**EXERCISE GOAL:** Which lines of the records contain "Prix"? Collect every one of them.

(Data records)
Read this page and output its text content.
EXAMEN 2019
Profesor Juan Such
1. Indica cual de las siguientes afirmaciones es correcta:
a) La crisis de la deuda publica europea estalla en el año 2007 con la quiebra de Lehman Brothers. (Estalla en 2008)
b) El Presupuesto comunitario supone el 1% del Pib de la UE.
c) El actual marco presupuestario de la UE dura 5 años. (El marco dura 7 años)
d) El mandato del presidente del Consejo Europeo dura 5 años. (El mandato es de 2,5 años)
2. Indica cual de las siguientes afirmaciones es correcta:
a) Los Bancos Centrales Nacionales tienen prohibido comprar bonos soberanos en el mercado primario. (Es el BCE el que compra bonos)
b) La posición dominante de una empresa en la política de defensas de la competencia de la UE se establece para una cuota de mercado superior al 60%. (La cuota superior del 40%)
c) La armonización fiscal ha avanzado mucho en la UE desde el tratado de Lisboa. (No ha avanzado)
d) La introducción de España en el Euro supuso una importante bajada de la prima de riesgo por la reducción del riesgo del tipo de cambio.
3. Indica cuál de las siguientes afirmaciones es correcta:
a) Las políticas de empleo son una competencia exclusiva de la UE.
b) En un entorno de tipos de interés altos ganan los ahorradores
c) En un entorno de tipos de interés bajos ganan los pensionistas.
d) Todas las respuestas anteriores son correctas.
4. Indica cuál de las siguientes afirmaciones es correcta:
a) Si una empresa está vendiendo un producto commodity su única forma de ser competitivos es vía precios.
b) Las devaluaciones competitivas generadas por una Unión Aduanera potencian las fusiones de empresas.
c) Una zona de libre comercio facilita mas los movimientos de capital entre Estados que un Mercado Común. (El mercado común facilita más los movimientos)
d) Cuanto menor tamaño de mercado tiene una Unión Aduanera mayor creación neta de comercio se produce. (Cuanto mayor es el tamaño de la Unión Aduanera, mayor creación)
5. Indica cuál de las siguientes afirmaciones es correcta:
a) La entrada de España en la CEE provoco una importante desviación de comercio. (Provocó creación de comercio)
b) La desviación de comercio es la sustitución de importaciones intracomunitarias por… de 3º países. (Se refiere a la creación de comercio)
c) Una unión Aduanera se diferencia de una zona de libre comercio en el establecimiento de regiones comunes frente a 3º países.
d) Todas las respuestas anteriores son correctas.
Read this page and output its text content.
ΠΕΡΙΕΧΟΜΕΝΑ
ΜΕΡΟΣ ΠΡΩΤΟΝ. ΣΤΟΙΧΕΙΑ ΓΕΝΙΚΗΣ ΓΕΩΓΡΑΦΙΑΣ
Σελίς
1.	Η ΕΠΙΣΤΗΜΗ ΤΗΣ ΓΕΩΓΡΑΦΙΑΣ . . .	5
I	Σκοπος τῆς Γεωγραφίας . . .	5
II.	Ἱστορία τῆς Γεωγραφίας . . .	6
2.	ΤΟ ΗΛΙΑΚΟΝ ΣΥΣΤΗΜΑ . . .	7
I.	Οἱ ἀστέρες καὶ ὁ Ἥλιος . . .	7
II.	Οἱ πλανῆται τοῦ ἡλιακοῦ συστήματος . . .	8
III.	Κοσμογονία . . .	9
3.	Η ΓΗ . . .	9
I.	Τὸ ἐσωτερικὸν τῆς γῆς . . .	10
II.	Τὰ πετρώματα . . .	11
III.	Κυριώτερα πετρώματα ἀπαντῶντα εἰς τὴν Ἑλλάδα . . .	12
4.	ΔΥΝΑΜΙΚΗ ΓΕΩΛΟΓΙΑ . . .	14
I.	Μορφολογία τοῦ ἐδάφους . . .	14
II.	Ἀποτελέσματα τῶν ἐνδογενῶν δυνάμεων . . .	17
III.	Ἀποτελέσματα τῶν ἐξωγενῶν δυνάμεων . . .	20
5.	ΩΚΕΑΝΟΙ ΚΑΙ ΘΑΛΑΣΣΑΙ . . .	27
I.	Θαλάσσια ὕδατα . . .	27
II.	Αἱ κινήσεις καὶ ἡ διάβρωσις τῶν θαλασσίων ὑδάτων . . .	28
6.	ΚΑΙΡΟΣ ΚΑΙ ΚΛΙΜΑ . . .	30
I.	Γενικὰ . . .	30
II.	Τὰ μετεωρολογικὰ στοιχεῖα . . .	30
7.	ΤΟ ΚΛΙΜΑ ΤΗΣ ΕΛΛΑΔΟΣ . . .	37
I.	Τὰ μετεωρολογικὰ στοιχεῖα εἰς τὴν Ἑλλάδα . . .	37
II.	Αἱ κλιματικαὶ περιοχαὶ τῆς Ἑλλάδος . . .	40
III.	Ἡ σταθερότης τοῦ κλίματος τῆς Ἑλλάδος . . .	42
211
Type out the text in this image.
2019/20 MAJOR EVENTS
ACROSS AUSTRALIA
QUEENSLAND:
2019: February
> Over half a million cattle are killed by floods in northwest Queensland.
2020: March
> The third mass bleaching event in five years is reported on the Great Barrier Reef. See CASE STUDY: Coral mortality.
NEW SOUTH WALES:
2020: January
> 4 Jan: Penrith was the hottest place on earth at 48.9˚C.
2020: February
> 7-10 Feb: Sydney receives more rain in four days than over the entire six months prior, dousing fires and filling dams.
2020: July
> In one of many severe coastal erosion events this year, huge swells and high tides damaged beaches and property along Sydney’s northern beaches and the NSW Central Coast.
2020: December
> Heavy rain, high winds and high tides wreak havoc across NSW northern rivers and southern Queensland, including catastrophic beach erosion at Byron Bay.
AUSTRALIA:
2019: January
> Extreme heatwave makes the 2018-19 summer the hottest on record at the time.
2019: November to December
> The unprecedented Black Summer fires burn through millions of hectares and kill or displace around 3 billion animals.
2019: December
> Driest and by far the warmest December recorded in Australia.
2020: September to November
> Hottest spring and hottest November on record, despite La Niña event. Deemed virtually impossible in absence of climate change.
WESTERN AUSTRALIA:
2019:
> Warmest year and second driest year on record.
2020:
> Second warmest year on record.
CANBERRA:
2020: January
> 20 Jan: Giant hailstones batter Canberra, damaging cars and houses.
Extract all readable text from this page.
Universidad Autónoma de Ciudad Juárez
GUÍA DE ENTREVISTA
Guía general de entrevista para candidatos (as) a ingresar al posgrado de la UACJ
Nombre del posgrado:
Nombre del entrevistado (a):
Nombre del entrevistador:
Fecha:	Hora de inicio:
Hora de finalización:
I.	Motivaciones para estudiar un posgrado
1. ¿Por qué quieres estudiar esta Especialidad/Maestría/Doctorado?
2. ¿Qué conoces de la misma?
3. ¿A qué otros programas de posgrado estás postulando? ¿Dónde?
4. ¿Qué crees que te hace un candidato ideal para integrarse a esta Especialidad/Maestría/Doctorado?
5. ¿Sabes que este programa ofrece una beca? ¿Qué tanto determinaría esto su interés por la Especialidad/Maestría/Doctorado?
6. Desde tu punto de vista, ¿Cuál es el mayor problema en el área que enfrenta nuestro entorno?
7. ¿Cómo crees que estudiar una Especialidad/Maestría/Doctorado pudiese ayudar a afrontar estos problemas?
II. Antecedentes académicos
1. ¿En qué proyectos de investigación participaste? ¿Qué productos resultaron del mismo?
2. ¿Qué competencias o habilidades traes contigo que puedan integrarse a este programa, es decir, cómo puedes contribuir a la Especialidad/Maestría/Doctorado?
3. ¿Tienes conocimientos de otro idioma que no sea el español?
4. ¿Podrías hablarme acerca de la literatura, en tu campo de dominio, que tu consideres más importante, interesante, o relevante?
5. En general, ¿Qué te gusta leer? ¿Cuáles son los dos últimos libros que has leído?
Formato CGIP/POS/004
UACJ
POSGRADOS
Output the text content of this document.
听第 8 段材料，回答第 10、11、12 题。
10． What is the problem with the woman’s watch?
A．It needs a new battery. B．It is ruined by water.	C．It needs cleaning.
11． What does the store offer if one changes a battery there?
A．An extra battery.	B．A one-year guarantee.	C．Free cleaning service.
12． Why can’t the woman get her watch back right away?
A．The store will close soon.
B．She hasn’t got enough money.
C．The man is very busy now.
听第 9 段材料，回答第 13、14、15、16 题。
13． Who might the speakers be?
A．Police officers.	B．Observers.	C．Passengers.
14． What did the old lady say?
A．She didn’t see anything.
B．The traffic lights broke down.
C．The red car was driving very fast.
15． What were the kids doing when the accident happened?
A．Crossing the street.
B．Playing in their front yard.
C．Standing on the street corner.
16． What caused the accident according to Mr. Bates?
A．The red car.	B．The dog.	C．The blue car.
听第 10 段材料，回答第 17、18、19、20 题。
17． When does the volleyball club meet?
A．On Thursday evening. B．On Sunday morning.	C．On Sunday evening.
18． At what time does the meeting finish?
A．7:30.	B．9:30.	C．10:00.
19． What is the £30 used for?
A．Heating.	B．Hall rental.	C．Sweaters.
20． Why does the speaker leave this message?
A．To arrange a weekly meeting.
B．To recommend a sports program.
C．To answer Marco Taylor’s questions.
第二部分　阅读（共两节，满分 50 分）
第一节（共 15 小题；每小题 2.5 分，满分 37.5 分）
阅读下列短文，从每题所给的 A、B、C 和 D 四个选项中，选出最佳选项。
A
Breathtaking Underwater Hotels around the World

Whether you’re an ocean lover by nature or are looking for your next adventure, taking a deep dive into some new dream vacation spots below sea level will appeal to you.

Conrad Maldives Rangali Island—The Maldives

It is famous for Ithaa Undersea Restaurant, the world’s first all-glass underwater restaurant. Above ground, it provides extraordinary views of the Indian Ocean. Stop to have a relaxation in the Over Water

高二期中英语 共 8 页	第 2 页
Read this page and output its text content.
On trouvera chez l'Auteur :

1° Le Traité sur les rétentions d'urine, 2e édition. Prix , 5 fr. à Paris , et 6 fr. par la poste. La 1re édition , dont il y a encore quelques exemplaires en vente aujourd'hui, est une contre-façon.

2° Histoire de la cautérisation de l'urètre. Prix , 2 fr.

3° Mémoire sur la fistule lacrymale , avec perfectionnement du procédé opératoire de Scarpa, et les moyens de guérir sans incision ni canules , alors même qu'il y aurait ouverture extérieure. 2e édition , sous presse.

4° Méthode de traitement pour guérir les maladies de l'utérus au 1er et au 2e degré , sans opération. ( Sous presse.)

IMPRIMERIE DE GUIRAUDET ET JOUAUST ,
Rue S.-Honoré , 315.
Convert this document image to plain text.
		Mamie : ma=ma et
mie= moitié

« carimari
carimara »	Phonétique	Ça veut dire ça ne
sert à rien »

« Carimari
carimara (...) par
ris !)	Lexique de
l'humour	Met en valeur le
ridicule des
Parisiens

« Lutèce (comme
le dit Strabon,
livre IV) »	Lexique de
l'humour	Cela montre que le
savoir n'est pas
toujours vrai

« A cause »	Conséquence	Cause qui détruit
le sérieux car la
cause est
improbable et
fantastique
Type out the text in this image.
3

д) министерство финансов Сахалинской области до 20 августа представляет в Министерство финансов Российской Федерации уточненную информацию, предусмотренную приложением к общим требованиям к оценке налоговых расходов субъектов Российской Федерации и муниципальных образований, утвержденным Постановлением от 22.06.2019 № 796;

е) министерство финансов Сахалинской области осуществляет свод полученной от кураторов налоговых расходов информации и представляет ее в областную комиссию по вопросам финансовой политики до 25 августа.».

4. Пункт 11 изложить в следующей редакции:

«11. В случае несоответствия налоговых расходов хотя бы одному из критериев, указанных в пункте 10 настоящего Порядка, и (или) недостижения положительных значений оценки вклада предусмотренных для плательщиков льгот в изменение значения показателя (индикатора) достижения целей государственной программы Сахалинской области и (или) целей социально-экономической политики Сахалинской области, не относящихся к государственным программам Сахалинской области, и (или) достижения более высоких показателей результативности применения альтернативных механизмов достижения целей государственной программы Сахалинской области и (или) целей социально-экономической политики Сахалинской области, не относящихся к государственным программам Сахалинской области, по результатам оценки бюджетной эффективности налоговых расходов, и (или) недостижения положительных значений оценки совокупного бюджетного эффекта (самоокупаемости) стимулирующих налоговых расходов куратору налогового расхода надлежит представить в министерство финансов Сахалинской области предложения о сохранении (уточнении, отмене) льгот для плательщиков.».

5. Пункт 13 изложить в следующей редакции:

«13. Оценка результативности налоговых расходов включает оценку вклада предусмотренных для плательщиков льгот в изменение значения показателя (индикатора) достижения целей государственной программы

**SOLUTION FOR THIS TASK:**
1° Le Traité sur les rétentions d'urine, 2e édition. Prix , 5 fr. à Paris , et 6 fr. par la poste. La 1re édition , dont il y a encore quelques exemplaires en vente aujourd'hui, est une contre-façon.
2° Histoire de la cautérisation de l'urètre. Prix , 2 fr.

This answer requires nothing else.